Your instructions → What is the number of lines holding the word "title"? Give that number alone.

(Dataset records)
────────────────────
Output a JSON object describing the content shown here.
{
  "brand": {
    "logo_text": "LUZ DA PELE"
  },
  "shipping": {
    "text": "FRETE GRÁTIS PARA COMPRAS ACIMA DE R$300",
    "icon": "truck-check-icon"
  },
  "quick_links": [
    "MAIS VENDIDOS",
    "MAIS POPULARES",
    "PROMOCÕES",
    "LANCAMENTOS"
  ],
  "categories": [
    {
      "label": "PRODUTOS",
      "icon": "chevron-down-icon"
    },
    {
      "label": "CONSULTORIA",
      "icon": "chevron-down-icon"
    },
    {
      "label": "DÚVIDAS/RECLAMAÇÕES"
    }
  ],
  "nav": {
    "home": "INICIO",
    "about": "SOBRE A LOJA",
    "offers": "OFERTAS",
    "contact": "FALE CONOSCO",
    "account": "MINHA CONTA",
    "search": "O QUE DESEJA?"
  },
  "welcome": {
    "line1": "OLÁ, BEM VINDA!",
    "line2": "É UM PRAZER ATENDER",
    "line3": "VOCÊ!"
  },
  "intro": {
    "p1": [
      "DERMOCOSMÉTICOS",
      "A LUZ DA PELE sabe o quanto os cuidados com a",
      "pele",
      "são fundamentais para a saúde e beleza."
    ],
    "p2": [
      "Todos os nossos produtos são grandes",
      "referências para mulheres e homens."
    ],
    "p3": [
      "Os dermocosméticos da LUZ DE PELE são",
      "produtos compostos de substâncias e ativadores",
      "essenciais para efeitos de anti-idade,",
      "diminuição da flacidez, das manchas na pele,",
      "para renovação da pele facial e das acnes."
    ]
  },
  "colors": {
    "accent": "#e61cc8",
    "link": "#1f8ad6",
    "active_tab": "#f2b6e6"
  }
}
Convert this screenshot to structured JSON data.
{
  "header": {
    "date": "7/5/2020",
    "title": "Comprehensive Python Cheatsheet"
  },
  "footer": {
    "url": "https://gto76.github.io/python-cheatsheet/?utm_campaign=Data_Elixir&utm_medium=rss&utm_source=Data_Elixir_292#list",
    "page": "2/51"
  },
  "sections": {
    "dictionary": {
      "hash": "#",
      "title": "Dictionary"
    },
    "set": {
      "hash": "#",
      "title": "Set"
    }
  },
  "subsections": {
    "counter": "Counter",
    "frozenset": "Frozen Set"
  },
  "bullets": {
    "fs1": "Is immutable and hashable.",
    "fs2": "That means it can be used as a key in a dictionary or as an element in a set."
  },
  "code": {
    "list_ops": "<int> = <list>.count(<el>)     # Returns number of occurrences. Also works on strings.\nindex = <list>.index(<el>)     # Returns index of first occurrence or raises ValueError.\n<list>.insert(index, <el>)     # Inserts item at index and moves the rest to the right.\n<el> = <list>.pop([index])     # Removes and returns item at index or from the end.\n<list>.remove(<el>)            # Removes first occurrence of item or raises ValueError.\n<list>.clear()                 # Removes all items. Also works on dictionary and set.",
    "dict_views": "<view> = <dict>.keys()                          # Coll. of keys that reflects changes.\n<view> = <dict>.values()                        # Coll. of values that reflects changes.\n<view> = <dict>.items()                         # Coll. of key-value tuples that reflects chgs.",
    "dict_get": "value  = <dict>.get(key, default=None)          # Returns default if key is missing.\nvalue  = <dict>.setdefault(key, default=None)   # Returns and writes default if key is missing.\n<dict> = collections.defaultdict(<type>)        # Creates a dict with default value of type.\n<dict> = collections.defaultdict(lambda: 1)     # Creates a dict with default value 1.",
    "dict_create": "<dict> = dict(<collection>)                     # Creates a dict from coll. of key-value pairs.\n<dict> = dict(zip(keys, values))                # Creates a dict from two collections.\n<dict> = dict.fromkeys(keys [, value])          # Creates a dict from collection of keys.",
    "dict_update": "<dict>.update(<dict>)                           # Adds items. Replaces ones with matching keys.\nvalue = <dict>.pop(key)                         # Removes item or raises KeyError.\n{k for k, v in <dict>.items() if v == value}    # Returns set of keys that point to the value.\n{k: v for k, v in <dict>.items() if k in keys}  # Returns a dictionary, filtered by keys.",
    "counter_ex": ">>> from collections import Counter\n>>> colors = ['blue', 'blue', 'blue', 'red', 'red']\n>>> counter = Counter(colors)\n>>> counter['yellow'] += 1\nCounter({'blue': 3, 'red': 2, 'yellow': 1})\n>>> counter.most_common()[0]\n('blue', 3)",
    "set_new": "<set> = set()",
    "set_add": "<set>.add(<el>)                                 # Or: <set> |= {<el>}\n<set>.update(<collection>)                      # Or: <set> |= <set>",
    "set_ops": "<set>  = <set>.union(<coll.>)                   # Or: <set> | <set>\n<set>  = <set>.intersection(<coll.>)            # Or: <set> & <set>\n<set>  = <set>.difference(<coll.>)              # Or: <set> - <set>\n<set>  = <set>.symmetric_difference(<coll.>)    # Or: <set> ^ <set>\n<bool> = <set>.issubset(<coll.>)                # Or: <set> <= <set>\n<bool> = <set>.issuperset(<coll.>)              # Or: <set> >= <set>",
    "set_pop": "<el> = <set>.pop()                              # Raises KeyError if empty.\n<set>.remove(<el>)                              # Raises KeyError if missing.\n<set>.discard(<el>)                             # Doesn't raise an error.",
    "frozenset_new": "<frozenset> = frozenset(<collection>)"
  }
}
────────────────────
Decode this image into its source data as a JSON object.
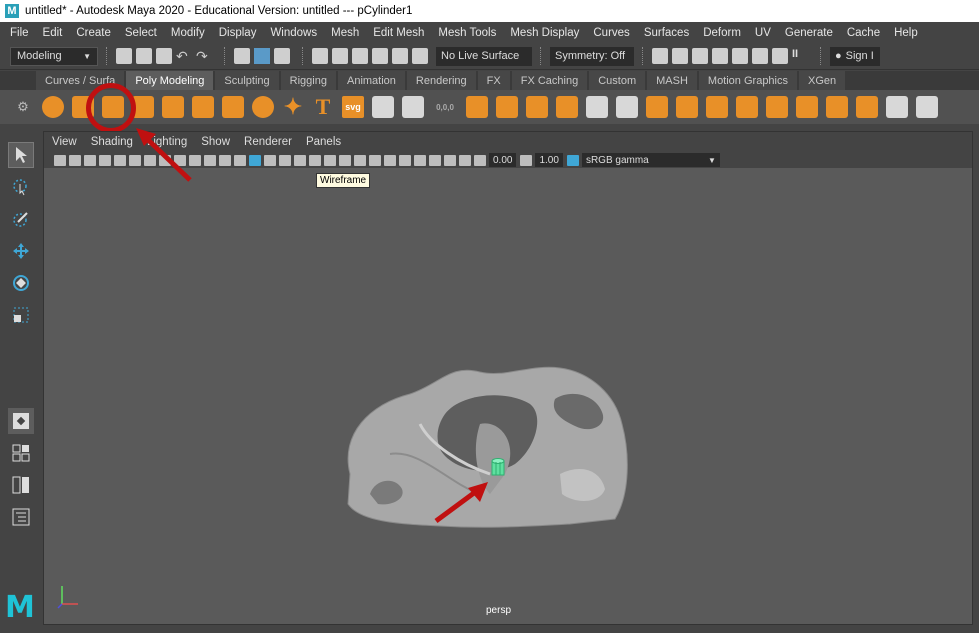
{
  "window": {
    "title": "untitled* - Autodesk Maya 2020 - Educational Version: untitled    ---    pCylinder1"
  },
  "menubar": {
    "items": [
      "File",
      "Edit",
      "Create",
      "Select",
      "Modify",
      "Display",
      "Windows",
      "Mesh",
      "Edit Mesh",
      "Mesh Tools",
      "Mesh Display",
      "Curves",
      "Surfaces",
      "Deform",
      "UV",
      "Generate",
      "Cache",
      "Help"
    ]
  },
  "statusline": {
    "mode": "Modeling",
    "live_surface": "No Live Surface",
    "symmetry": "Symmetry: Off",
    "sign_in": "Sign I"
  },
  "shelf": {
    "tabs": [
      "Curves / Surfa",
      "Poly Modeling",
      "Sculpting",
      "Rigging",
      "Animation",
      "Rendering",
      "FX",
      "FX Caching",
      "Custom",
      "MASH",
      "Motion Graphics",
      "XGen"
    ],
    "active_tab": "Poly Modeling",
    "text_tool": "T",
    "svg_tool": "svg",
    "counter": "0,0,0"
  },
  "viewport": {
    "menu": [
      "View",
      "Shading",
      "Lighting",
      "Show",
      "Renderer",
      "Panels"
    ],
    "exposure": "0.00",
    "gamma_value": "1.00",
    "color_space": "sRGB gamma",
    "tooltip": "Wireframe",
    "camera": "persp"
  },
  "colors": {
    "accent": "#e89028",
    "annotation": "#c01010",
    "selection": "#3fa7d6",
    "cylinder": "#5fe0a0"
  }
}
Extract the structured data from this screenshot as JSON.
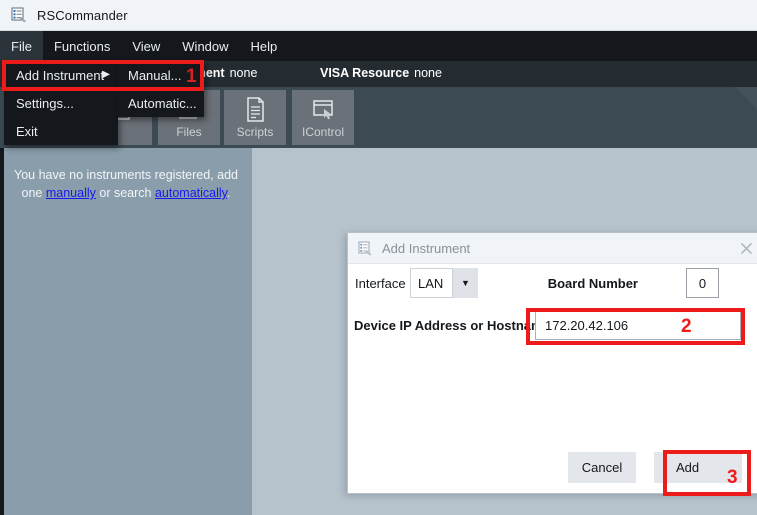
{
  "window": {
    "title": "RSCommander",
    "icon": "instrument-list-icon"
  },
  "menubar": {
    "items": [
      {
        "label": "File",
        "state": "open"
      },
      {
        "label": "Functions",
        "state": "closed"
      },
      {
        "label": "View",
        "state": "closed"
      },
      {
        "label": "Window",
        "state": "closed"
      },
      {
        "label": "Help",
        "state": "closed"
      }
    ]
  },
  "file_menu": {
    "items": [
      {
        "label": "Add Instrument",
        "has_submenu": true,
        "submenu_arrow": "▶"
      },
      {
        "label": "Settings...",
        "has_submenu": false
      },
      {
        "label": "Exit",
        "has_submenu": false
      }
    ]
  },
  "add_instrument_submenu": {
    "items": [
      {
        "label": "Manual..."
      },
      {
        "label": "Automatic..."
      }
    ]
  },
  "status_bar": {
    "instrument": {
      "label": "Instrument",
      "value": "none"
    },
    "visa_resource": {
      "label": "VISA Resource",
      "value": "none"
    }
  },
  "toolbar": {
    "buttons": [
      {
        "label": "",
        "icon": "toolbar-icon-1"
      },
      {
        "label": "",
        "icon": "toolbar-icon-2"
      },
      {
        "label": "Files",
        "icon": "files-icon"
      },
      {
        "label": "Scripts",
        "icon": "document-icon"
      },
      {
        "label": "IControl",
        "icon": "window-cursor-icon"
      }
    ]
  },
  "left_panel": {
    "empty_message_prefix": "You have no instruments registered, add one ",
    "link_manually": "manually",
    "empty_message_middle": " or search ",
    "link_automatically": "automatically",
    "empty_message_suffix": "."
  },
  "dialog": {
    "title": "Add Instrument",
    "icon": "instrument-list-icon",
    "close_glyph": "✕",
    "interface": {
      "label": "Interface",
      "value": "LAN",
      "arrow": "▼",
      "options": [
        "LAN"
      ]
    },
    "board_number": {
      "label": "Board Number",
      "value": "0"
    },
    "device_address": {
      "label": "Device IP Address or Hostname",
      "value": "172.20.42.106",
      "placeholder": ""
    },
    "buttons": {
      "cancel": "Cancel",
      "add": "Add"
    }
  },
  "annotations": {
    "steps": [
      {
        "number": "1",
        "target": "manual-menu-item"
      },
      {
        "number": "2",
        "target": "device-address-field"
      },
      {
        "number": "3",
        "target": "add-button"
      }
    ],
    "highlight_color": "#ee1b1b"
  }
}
────────────────────
Response to this exercise → 6